OBJECTIVE
Omit all images. Write out the rest of the material exactly.
[start of DATASET RECORDS]
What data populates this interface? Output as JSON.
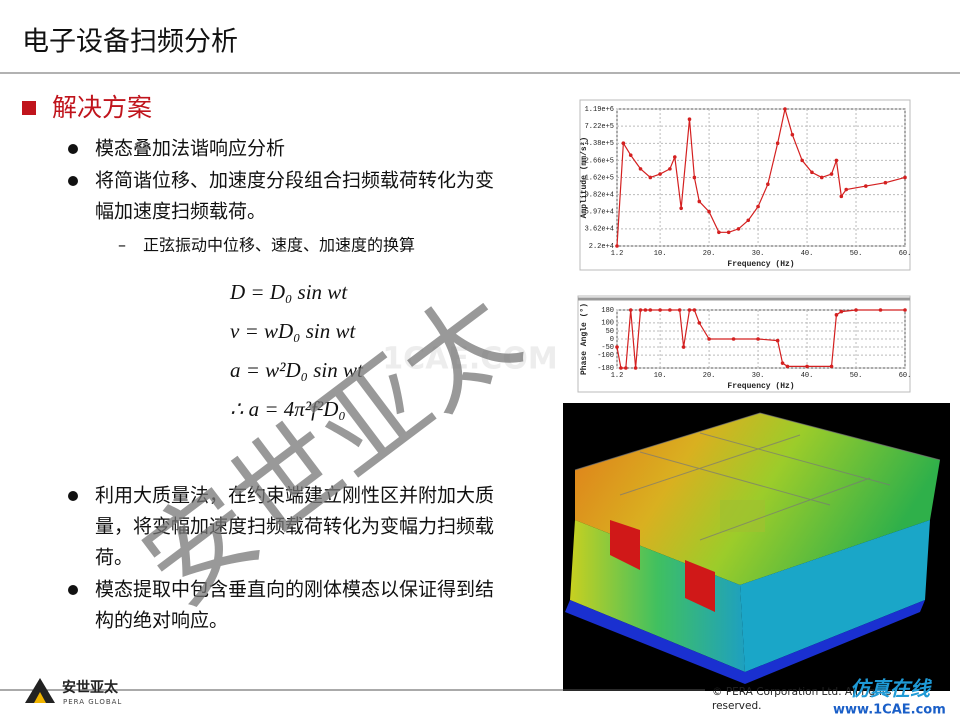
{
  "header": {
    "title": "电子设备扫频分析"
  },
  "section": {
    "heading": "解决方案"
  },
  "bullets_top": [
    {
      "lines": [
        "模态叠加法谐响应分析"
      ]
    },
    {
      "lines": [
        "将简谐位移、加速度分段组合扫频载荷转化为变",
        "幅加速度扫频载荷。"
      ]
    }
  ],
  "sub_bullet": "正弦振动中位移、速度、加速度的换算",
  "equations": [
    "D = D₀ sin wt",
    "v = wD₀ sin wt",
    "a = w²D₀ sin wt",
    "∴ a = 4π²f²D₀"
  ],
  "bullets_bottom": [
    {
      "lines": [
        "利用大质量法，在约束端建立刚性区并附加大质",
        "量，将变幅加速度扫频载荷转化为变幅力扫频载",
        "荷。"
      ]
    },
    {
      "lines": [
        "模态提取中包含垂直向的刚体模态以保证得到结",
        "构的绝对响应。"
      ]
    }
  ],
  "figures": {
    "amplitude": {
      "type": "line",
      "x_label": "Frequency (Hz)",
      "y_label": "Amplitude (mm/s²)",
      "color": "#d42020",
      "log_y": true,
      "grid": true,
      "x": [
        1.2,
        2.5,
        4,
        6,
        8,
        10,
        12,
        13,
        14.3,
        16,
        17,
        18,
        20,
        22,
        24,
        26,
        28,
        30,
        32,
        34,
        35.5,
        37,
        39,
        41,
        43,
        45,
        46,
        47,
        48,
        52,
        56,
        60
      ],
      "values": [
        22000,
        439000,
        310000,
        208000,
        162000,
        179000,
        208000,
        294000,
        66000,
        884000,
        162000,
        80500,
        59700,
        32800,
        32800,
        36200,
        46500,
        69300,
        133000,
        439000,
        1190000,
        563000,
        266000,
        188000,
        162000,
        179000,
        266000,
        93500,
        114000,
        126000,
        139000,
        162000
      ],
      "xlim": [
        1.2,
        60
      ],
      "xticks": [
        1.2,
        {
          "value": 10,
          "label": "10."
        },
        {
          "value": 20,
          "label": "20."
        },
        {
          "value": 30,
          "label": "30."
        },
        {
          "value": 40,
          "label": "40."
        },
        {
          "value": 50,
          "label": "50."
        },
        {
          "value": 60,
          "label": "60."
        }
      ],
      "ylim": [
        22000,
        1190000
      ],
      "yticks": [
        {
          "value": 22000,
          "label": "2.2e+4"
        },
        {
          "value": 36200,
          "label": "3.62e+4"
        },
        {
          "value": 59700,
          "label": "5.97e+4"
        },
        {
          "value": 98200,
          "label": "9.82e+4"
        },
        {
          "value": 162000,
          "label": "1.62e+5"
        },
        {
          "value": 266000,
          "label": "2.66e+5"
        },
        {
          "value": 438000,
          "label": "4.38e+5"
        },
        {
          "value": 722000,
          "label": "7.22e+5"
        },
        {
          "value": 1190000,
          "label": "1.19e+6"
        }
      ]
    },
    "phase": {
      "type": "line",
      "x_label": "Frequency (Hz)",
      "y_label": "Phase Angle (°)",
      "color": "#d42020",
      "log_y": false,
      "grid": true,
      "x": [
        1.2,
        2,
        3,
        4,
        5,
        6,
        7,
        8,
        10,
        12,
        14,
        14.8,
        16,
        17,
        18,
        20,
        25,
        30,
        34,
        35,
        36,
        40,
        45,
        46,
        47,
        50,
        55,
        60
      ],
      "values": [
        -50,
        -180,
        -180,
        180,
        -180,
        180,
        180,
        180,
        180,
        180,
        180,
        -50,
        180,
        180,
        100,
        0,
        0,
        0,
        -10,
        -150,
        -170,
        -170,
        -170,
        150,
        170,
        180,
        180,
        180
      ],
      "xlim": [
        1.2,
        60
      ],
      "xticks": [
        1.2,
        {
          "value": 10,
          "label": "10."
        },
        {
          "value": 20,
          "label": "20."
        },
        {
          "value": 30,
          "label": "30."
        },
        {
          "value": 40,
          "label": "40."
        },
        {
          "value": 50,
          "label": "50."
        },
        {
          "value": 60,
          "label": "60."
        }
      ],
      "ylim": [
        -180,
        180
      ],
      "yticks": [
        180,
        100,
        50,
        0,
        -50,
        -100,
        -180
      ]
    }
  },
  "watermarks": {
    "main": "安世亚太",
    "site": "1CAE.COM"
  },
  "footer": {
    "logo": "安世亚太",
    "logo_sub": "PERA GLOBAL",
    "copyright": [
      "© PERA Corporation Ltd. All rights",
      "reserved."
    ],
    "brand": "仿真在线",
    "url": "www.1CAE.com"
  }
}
[end of DATASET RECORDS]
EXERCISE SOLUTION
What data populates this interface? Output as JSON.
{
  "header": {
    "title": "电子设备扫频分析"
  },
  "section": {
    "heading": "解决方案"
  },
  "bullets_top": [
    {
      "lines": [
        "模态叠加法谐响应分析"
      ]
    },
    {
      "lines": [
        "将简谐位移、加速度分段组合扫频载荷转化为变",
        "幅加速度扫频载荷。"
      ]
    }
  ],
  "sub_bullet": "正弦振动中位移、速度、加速度的换算",
  "equations": [
    "D = D₀ sin wt",
    "v = wD₀ sin wt",
    "a = w²D₀ sin wt",
    "∴ a = 4π²f²D₀"
  ],
  "bullets_bottom": [
    {
      "lines": [
        "利用大质量法，在约束端建立刚性区并附加大质",
        "量，将变幅加速度扫频载荷转化为变幅力扫频载",
        "荷。"
      ]
    },
    {
      "lines": [
        "模态提取中包含垂直向的刚体模态以保证得到结",
        "构的绝对响应。"
      ]
    }
  ],
  "figures": {
    "amplitude": {
      "type": "line",
      "x_label": "Frequency (Hz)",
      "y_label": "Amplitude (mm/s²)",
      "color": "#d42020",
      "log_y": true,
      "grid": true,
      "x": [
        1.2,
        2.5,
        4,
        6,
        8,
        10,
        12,
        13,
        14.3,
        16,
        17,
        18,
        20,
        22,
        24,
        26,
        28,
        30,
        32,
        34,
        35.5,
        37,
        39,
        41,
        43,
        45,
        46,
        47,
        48,
        52,
        56,
        60
      ],
      "values": [
        22000,
        439000,
        310000,
        208000,
        162000,
        179000,
        208000,
        294000,
        66000,
        884000,
        162000,
        80500,
        59700,
        32800,
        32800,
        36200,
        46500,
        69300,
        133000,
        439000,
        1190000,
        563000,
        266000,
        188000,
        162000,
        179000,
        266000,
        93500,
        114000,
        126000,
        139000,
        162000
      ],
      "xlim": [
        1.2,
        60
      ],
      "xticks": [
        1.2,
        {
          "value": 10,
          "label": "10."
        },
        {
          "value": 20,
          "label": "20."
        },
        {
          "value": 30,
          "label": "30."
        },
        {
          "value": 40,
          "label": "40."
        },
        {
          "value": 50,
          "label": "50."
        },
        {
          "value": 60,
          "label": "60."
        }
      ],
      "ylim": [
        22000,
        1190000
      ],
      "yticks": [
        {
          "value": 22000,
          "label": "2.2e+4"
        },
        {
          "value": 36200,
          "label": "3.62e+4"
        },
        {
          "value": 59700,
          "label": "5.97e+4"
        },
        {
          "value": 98200,
          "label": "9.82e+4"
        },
        {
          "value": 162000,
          "label": "1.62e+5"
        },
        {
          "value": 266000,
          "label": "2.66e+5"
        },
        {
          "value": 438000,
          "label": "4.38e+5"
        },
        {
          "value": 722000,
          "label": "7.22e+5"
        },
        {
          "value": 1190000,
          "label": "1.19e+6"
        }
      ]
    },
    "phase": {
      "type": "line",
      "x_label": "Frequency (Hz)",
      "y_label": "Phase Angle (°)",
      "color": "#d42020",
      "log_y": false,
      "grid": true,
      "x": [
        1.2,
        2,
        3,
        4,
        5,
        6,
        7,
        8,
        10,
        12,
        14,
        14.8,
        16,
        17,
        18,
        20,
        25,
        30,
        34,
        35,
        36,
        40,
        45,
        46,
        47,
        50,
        55,
        60
      ],
      "values": [
        -50,
        -180,
        -180,
        180,
        -180,
        180,
        180,
        180,
        180,
        180,
        180,
        -50,
        180,
        180,
        100,
        0,
        0,
        0,
        -10,
        -150,
        -170,
        -170,
        -170,
        150,
        170,
        180,
        180,
        180
      ],
      "xlim": [
        1.2,
        60
      ],
      "xticks": [
        1.2,
        {
          "value": 10,
          "label": "10."
        },
        {
          "value": 20,
          "label": "20."
        },
        {
          "value": 30,
          "label": "30."
        },
        {
          "value": 40,
          "label": "40."
        },
        {
          "value": 50,
          "label": "50."
        },
        {
          "value": 60,
          "label": "60."
        }
      ],
      "ylim": [
        -180,
        180
      ],
      "yticks": [
        180,
        100,
        50,
        0,
        -50,
        -100,
        -180
      ]
    }
  },
  "watermarks": {
    "main": "安世亚太",
    "site": "1CAE.COM"
  },
  "footer": {
    "logo": "安世亚太",
    "logo_sub": "PERA GLOBAL",
    "copyright": [
      "© PERA Corporation Ltd. All rights",
      "reserved."
    ],
    "brand": "仿真在线",
    "url": "www.1CAE.com"
  }
}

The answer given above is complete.